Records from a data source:
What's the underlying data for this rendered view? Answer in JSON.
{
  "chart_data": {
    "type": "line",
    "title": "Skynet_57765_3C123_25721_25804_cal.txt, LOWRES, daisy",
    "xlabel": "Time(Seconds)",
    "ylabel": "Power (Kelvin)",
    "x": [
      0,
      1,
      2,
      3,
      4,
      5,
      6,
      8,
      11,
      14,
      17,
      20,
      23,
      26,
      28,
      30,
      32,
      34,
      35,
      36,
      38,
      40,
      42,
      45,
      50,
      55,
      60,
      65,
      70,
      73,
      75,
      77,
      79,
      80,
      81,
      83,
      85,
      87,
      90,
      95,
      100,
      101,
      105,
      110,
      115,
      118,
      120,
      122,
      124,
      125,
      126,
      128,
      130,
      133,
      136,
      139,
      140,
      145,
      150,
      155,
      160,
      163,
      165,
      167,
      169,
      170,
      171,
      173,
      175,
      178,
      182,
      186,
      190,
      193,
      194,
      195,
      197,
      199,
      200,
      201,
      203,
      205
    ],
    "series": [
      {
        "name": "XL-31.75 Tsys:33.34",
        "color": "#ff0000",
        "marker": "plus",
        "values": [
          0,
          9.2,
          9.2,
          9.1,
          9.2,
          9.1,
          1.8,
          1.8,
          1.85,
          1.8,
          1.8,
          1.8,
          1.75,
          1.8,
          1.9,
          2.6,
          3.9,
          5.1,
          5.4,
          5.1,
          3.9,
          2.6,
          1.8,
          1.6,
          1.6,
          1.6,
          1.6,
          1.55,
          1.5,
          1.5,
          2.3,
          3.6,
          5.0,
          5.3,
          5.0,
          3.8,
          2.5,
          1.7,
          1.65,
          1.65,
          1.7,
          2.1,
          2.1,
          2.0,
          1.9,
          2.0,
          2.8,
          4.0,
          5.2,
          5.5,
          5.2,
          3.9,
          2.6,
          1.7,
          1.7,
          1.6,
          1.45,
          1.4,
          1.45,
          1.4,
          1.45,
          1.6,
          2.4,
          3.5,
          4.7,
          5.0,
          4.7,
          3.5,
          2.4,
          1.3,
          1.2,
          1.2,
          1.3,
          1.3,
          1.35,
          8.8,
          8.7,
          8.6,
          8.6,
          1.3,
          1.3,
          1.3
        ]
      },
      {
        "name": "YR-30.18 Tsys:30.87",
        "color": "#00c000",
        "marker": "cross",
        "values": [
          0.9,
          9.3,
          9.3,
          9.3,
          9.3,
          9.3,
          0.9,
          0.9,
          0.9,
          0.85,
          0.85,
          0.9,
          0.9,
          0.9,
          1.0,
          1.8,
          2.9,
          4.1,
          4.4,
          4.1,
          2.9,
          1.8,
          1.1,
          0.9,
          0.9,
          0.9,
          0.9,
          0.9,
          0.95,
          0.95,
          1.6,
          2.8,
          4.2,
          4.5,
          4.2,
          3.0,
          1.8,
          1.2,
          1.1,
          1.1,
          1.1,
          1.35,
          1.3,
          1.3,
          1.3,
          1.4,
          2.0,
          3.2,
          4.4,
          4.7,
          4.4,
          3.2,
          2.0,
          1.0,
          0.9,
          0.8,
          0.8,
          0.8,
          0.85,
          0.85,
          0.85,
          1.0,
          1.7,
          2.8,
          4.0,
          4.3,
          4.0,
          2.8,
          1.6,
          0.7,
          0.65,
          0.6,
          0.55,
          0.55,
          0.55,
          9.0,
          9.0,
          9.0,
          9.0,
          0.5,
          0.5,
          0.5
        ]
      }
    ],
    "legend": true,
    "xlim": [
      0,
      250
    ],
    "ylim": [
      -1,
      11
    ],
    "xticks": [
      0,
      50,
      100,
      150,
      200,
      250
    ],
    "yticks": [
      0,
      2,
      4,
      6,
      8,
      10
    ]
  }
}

## Exercise:
Retype the data in full and match it exactly.

## Written solution:
What's the underlying data for this rendered view? Answer in JSON.
{
  "chart_data": {
    "type": "line",
    "title": "Skynet_57765_3C123_25721_25804_cal.txt, LOWRES, daisy",
    "xlabel": "Time(Seconds)",
    "ylabel": "Power (Kelvin)",
    "x": [
      0,
      1,
      2,
      3,
      4,
      5,
      6,
      8,
      11,
      14,
      17,
      20,
      23,
      26,
      28,
      30,
      32,
      34,
      35,
      36,
      38,
      40,
      42,
      45,
      50,
      55,
      60,
      65,
      70,
      73,
      75,
      77,
      79,
      80,
      81,
      83,
      85,
      87,
      90,
      95,
      100,
      101,
      105,
      110,
      115,
      118,
      120,
      122,
      124,
      125,
      126,
      128,
      130,
      133,
      136,
      139,
      140,
      145,
      150,
      155,
      160,
      163,
      165,
      167,
      169,
      170,
      171,
      173,
      175,
      178,
      182,
      186,
      190,
      193,
      194,
      195,
      197,
      199,
      200,
      201,
      203,
      205
    ],
    "series": [
      {
        "name": "XL-31.75 Tsys:33.34",
        "color": "#ff0000",
        "marker": "plus",
        "values": [
          0,
          9.2,
          9.2,
          9.1,
          9.2,
          9.1,
          1.8,
          1.8,
          1.85,
          1.8,
          1.8,
          1.8,
          1.75,
          1.8,
          1.9,
          2.6,
          3.9,
          5.1,
          5.4,
          5.1,
          3.9,
          2.6,
          1.8,
          1.6,
          1.6,
          1.6,
          1.6,
          1.55,
          1.5,
          1.5,
          2.3,
          3.6,
          5.0,
          5.3,
          5.0,
          3.8,
          2.5,
          1.7,
          1.65,
          1.65,
          1.7,
          2.1,
          2.1,
          2.0,
          1.9,
          2.0,
          2.8,
          4.0,
          5.2,
          5.5,
          5.2,
          3.9,
          2.6,
          1.7,
          1.7,
          1.6,
          1.45,
          1.4,
          1.45,
          1.4,
          1.45,
          1.6,
          2.4,
          3.5,
          4.7,
          5.0,
          4.7,
          3.5,
          2.4,
          1.3,
          1.2,
          1.2,
          1.3,
          1.3,
          1.35,
          8.8,
          8.7,
          8.6,
          8.6,
          1.3,
          1.3,
          1.3
        ]
      },
      {
        "name": "YR-30.18 Tsys:30.87",
        "color": "#00c000",
        "marker": "cross",
        "values": [
          0.9,
          9.3,
          9.3,
          9.3,
          9.3,
          9.3,
          0.9,
          0.9,
          0.9,
          0.85,
          0.85,
          0.9,
          0.9,
          0.9,
          1.0,
          1.8,
          2.9,
          4.1,
          4.4,
          4.1,
          2.9,
          1.8,
          1.1,
          0.9,
          0.9,
          0.9,
          0.9,
          0.9,
          0.95,
          0.95,
          1.6,
          2.8,
          4.2,
          4.5,
          4.2,
          3.0,
          1.8,
          1.2,
          1.1,
          1.1,
          1.1,
          1.35,
          1.3,
          1.3,
          1.3,
          1.4,
          2.0,
          3.2,
          4.4,
          4.7,
          4.4,
          3.2,
          2.0,
          1.0,
          0.9,
          0.8,
          0.8,
          0.8,
          0.85,
          0.85,
          0.85,
          1.0,
          1.7,
          2.8,
          4.0,
          4.3,
          4.0,
          2.8,
          1.6,
          0.7,
          0.65,
          0.6,
          0.55,
          0.55,
          0.55,
          9.0,
          9.0,
          9.0,
          9.0,
          0.5,
          0.5,
          0.5
        ]
      }
    ],
    "legend": true,
    "xlim": [
      0,
      250
    ],
    "ylim": [
      -1,
      11
    ],
    "xticks": [
      0,
      50,
      100,
      150,
      200,
      250
    ],
    "yticks": [
      0,
      2,
      4,
      6,
      8,
      10
    ]
  }
}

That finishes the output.